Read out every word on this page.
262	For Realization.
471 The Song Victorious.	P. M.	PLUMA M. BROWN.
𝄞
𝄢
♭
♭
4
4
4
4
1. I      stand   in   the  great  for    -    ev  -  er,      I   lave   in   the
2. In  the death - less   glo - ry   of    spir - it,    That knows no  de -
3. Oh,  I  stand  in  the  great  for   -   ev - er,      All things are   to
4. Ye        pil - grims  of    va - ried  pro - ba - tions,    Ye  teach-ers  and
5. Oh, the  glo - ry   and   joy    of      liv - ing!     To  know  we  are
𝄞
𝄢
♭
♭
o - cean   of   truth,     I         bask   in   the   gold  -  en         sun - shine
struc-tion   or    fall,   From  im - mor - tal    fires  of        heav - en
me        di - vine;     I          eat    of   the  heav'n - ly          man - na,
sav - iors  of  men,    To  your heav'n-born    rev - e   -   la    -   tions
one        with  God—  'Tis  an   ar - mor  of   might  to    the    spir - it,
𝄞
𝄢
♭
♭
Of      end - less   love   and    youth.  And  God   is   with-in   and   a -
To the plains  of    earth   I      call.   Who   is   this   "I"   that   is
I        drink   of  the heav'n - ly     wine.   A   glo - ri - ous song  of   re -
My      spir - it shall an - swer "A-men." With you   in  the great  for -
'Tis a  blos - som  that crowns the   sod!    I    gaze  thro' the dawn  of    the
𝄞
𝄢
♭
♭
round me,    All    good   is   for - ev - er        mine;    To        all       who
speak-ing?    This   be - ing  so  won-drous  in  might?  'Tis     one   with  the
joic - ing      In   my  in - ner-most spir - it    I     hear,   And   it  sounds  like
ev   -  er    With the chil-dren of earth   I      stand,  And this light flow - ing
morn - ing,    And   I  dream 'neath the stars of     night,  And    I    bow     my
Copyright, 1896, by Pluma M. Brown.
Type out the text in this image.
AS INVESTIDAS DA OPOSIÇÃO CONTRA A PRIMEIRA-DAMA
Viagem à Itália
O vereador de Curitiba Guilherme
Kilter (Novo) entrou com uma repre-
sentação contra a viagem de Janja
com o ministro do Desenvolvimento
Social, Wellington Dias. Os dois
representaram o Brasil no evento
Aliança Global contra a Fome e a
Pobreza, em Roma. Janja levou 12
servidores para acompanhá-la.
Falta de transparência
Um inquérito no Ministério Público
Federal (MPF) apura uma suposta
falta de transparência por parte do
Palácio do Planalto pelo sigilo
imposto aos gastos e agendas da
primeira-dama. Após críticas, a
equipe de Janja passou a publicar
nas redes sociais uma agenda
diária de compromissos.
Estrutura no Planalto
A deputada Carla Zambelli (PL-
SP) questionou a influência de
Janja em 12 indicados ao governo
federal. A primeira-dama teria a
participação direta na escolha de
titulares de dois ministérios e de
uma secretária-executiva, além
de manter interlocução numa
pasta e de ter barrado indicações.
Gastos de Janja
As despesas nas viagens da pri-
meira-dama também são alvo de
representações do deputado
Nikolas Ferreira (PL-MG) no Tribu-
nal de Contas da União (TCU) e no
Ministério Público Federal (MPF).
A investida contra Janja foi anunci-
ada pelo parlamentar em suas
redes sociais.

## EXERCISE GOAL:
Retype every entry word for word.

## FINAL RESULT:
Read out every word on this page.
262	For Realization.
471 The Song Victorious.	P. M.	PLUMA M. BROWN.
𝄞
𝄢
♭
♭
4
4
4
4
1. I      stand   in   the  great  for    -    ev  -  er,      I   lave   in   the
2. In  the death - less   glo - ry   of    spir - it,    That knows no  de -
3. Oh,  I  stand  in  the  great  for   -   ev - er,      All things are   to
4. Ye        pil - grims  of    va - ried  pro - ba - tions,    Ye  teach-ers  and
5. Oh, the  glo - ry   and   joy    of      liv - ing!     To  know  we  are
𝄞
𝄢
♭
♭
o - cean   of   truth,     I         bask   in   the   gold  -  en         sun - shine
struc-tion   or    fall,   From  im - mor - tal    fires  of        heav - en
me        di - vine;     I          eat    of   the  heav'n - ly          man - na,
sav - iors  of  men,    To  your heav'n-born    rev - e   -   la    -   tions
one        with  God—  'Tis  an   ar - mor  of   might  to    the    spir - it,
𝄞
𝄢
♭
♭
Of      end - less   love   and    youth.  And  God   is   with-in   and   a -
To the plains  of    earth   I      call.   Who   is   this   "I"   that   is
I        drink   of  the heav'n - ly     wine.   A   glo - ri - ous song  of   re -
My      spir - it shall an - swer "A-men." With you   in  the great  for -
'Tis a  blos - som  that crowns the   sod!    I    gaze  thro' the dawn  of    the
𝄞
𝄢
♭
♭
round me,    All    good   is   for - ev - er        mine;    To        all       who
speak-ing?    This   be - ing  so  won-drous  in  might?  'Tis     one   with  the
joic - ing      In   my  in - ner-most spir - it    I     hear,   And   it  sounds  like
ev   -  er    With the chil-dren of earth   I      stand,  And this light flow - ing
morn - ing,    And   I  dream 'neath the stars of     night,  And    I    bow     my
Copyright, 1896, by Pluma M. Brown.
Type out the text in this image.
AS INVESTIDAS DA OPOSIÇÃO CONTRA A PRIMEIRA-DAMA
Viagem à Itália
O vereador de Curitiba Guilherme
Kilter (Novo) entrou com uma repre-
sentação contra a viagem de Janja
com o ministro do Desenvolvimento
Social, Wellington Dias. Os dois
representaram o Brasil no evento
Aliança Global contra a Fome e a
Pobreza, em Roma. Janja levou 12
servidores para acompanhá-la.
Falta de transparência
Um inquérito no Ministério Público
Federal (MPF) apura uma suposta
falta de transparência por parte do
Palácio do Planalto pelo sigilo
imposto aos gastos e agendas da
primeira-dama. Após críticas, a
equipe de Janja passou a publicar
nas redes sociais uma agenda
diária de compromissos.
Estrutura no Planalto
A deputada Carla Zambelli (PL-
SP) questionou a influência de
Janja em 12 indicados ao governo
federal. A primeira-dama teria a
participação direta na escolha de
titulares de dois ministérios e de
uma secretária-executiva, além
de manter interlocução numa
pasta e de ter barrado indicações.
Gastos de Janja
As despesas nas viagens da pri-
meira-dama também são alvo de
representações do deputado
Nikolas Ferreira (PL-MG) no Tribu-
nal de Contas da União (TCU) e no
Ministério Público Federal (MPF).
A investida contra Janja foi anunci-
ada pelo parlamentar em suas
redes sociais.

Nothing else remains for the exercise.